* Supplied entries:
□ □ □ □ □
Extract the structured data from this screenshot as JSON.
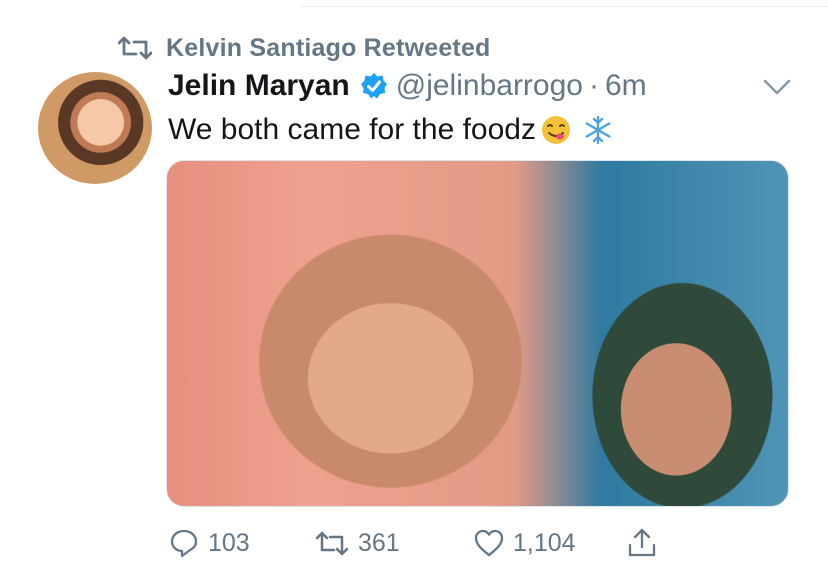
{
  "retweet": {
    "text": "Kelvin Santiago Retweeted"
  },
  "tweet": {
    "author_name": "Jelin Maryan",
    "handle": "@jelinbarrogo",
    "separator": "·",
    "time": "6m",
    "text": "We both came for the foodz"
  },
  "stats": {
    "replies": "103",
    "retweets": "361",
    "likes": "1,104"
  },
  "icons": {
    "retweet": "retweet-icon",
    "verified": "verified-badge-icon",
    "menu": "chevron-down-icon",
    "reply": "reply-icon",
    "like": "like-icon",
    "share": "share-icon",
    "emoji_1": "yum-emoji-icon",
    "emoji_2": "snowflake-emoji-icon"
  },
  "colors": {
    "accent": "#1da1f2",
    "secondary_text": "#657786",
    "primary_text": "#14171a"
  }
}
□ □ □ □ □
* Requirements:
Except for the pictures, give all the material above again verbatim.

* Response:
Extract the structured data from this screenshot as JSON.
{
  "retweet": {
    "text": "Kelvin Santiago Retweeted"
  },
  "tweet": {
    "author_name": "Jelin Maryan",
    "handle": "@jelinbarrogo",
    "separator": "·",
    "time": "6m",
    "text": "We both came for the foodz"
  },
  "stats": {
    "replies": "103",
    "retweets": "361",
    "likes": "1,104"
  },
  "icons": {
    "retweet": "retweet-icon",
    "verified": "verified-badge-icon",
    "menu": "chevron-down-icon",
    "reply": "reply-icon",
    "like": "like-icon",
    "share": "share-icon",
    "emoji_1": "yum-emoji-icon",
    "emoji_2": "snowflake-emoji-icon"
  },
  "colors": {
    "accent": "#1da1f2",
    "secondary_text": "#657786",
    "primary_text": "#14171a"
  }
}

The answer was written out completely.